▶ [Prompt]: Return each line of the data below verbatim; pictures are to be left out.
----- Dataset extract
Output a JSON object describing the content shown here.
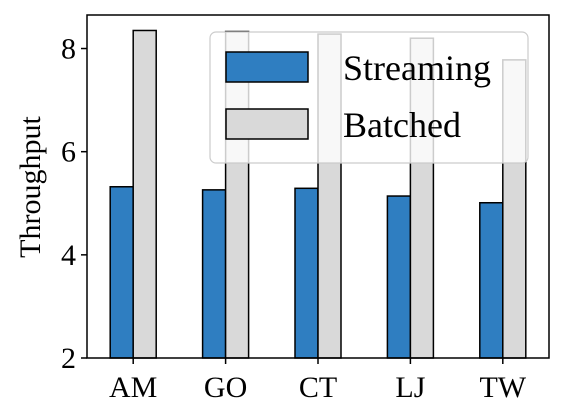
{
  "chart_data": {
    "type": "bar",
    "title": "",
    "xlabel": "",
    "ylabel": "Throughput",
    "categories": [
      "AM",
      "GO",
      "CT",
      "LJ",
      "TW"
    ],
    "series": [
      {
        "name": "Streaming",
        "color": "#2f7ec1",
        "values": [
          5.32,
          5.26,
          5.29,
          5.14,
          5.01
        ]
      },
      {
        "name": "Batched",
        "color": "#d9d9d9",
        "values": [
          8.35,
          8.33,
          8.28,
          8.2,
          7.78
        ]
      }
    ],
    "ylim": [
      2,
      8.65
    ],
    "yticks": [
      "2",
      "4",
      "6",
      "8"
    ],
    "grid": false,
    "legend_position": "top-right"
  }
}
----------
▶ [Exercise solution]:
Output a JSON object describing the content shown here.
{
  "chart_data": {
    "type": "bar",
    "title": "",
    "xlabel": "",
    "ylabel": "Throughput",
    "categories": [
      "AM",
      "GO",
      "CT",
      "LJ",
      "TW"
    ],
    "series": [
      {
        "name": "Streaming",
        "color": "#2f7ec1",
        "values": [
          5.32,
          5.26,
          5.29,
          5.14,
          5.01
        ]
      },
      {
        "name": "Batched",
        "color": "#d9d9d9",
        "values": [
          8.35,
          8.33,
          8.28,
          8.2,
          7.78
        ]
      }
    ],
    "ylim": [
      2,
      8.65
    ],
    "yticks": [
      "2",
      "4",
      "6",
      "8"
    ],
    "grid": false,
    "legend_position": "top-right"
  }
}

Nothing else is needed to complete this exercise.